◆ **Exercise**: Each line of the listing that contains the word "title" is to be copied.
-- START OF Entries supplied --
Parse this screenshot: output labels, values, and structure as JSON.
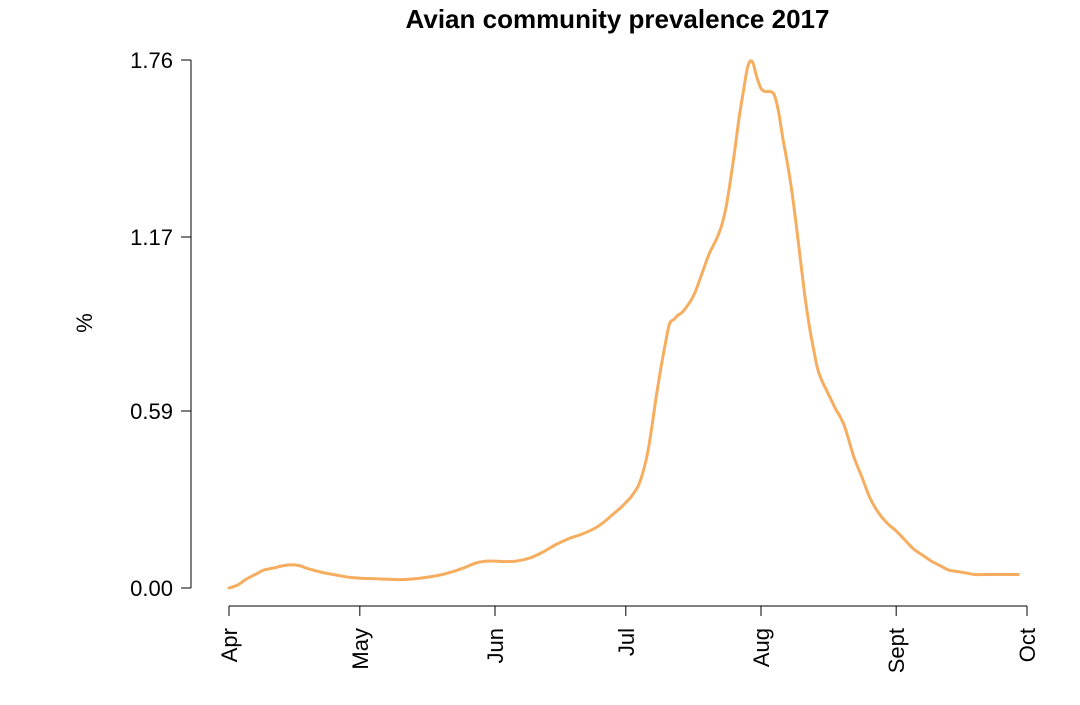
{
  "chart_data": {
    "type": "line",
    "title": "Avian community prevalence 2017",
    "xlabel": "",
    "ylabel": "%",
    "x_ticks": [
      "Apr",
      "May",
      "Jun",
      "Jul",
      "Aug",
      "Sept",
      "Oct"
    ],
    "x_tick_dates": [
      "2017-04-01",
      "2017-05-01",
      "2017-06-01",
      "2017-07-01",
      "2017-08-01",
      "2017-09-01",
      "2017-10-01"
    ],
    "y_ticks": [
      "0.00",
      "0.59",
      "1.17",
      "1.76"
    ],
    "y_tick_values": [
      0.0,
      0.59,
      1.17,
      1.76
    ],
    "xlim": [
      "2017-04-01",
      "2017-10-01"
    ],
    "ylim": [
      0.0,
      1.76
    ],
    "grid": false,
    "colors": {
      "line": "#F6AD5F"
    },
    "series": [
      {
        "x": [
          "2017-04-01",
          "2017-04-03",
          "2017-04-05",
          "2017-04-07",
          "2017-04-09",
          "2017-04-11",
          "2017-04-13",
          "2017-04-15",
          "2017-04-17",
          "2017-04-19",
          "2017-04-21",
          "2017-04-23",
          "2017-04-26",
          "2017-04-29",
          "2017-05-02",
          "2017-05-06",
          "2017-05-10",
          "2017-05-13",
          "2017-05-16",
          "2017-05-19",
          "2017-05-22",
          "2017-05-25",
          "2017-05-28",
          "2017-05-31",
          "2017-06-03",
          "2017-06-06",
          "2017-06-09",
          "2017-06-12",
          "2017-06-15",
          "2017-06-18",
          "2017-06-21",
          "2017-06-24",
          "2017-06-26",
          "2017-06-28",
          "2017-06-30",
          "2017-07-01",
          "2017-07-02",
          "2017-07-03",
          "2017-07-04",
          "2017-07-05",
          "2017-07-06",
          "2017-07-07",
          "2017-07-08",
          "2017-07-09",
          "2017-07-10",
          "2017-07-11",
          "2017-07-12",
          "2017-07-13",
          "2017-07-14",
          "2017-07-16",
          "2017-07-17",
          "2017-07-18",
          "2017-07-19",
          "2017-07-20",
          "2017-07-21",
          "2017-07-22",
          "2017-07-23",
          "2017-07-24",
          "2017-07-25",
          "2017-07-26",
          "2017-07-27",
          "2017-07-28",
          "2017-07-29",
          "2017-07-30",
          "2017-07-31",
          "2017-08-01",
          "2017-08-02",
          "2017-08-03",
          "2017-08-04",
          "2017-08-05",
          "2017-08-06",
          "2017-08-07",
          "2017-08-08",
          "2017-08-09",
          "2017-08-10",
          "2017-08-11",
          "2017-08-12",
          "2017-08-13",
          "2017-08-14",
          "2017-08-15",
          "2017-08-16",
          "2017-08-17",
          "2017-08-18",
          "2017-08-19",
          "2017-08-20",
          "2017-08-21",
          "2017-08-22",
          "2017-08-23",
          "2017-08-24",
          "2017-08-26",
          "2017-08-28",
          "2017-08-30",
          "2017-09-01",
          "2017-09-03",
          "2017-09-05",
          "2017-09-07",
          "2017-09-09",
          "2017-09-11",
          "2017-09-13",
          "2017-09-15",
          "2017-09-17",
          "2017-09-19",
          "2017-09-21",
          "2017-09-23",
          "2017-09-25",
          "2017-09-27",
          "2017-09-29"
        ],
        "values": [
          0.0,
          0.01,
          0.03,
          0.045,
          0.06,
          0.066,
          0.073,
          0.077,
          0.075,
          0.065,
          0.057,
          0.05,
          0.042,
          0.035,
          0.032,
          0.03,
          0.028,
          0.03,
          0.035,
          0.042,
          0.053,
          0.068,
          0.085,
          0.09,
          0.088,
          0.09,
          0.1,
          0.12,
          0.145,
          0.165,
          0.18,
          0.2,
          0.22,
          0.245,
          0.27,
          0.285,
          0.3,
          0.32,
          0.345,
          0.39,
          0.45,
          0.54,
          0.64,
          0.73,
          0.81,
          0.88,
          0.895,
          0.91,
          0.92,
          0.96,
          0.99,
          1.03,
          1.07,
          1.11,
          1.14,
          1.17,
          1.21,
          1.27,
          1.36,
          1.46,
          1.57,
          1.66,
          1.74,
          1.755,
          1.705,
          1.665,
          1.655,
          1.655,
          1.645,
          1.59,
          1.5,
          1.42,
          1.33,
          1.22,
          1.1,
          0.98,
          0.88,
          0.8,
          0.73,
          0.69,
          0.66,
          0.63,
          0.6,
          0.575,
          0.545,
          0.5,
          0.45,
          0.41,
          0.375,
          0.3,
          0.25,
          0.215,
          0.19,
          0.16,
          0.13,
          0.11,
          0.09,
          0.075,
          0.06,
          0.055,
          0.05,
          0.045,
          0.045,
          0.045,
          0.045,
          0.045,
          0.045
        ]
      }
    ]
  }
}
-- END OF Entries supplied --
-- START OF Entries supplied --
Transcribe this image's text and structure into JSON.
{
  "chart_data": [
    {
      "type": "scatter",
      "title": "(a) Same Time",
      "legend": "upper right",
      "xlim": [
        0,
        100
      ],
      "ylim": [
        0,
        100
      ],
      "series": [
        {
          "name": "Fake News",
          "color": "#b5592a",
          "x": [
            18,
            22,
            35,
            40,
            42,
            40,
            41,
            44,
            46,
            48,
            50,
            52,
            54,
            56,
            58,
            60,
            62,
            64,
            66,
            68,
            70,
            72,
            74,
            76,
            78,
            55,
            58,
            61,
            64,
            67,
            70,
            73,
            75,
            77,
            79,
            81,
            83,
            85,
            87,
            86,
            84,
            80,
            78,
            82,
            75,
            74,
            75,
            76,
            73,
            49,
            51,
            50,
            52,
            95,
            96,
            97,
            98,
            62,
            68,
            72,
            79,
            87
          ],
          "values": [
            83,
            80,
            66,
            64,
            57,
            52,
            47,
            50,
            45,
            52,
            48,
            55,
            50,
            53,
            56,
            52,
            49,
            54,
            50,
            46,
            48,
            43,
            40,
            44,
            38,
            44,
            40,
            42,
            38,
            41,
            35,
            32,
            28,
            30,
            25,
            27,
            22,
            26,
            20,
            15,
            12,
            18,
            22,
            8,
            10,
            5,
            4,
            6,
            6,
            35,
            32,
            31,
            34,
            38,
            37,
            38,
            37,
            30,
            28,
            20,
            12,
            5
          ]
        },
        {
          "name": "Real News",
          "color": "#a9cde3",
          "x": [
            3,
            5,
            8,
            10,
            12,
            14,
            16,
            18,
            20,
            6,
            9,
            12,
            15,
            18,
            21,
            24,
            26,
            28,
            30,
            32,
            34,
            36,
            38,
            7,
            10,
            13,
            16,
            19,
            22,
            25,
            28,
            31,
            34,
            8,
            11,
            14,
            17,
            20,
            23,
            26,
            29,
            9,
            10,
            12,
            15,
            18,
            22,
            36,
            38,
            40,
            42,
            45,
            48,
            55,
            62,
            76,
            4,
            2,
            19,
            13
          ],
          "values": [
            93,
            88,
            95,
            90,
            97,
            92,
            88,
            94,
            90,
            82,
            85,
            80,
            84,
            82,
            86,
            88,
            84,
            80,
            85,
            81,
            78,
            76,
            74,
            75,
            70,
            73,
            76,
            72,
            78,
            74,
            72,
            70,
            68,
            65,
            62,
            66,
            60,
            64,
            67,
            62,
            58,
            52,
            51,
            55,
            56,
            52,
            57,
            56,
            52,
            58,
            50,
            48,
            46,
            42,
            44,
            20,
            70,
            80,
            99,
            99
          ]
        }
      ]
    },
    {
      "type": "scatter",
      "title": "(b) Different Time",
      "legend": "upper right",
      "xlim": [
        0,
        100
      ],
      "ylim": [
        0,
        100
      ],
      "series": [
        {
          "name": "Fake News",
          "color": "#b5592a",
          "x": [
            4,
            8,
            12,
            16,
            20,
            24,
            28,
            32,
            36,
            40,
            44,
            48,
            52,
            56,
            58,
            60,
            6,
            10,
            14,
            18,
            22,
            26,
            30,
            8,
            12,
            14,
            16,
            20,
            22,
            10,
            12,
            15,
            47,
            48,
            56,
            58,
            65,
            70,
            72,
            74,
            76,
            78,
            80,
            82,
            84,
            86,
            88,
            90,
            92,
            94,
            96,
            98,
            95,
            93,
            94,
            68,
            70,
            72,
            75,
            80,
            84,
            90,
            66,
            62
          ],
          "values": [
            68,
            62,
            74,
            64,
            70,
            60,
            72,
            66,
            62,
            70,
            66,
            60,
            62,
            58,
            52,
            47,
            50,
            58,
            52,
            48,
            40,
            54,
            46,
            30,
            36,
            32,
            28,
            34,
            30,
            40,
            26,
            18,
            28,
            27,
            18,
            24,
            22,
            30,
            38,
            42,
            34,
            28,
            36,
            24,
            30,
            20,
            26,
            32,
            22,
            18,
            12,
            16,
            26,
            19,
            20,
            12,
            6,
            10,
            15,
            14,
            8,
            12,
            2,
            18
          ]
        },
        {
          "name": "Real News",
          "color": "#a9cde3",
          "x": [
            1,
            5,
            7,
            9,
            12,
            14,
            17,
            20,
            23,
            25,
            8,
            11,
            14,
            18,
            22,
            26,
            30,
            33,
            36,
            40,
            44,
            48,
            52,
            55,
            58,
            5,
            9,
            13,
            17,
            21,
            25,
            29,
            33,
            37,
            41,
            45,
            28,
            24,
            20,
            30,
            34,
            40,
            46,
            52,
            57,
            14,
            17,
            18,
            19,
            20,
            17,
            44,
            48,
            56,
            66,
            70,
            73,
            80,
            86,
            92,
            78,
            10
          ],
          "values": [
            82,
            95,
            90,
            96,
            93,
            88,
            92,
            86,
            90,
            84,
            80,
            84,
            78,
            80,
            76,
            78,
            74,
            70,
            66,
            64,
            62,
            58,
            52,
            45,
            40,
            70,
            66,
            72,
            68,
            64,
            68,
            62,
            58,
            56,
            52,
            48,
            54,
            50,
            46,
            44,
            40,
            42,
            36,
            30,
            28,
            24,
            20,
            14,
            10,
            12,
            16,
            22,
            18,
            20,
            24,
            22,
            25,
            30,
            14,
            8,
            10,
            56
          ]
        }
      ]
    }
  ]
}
-- END OF Entries supplied --
◆ **Solution for this problem**:
    "title": "Avian community prevalence 2017",
      "title": "(a) Same Time",
      "title": "(b) Different Time",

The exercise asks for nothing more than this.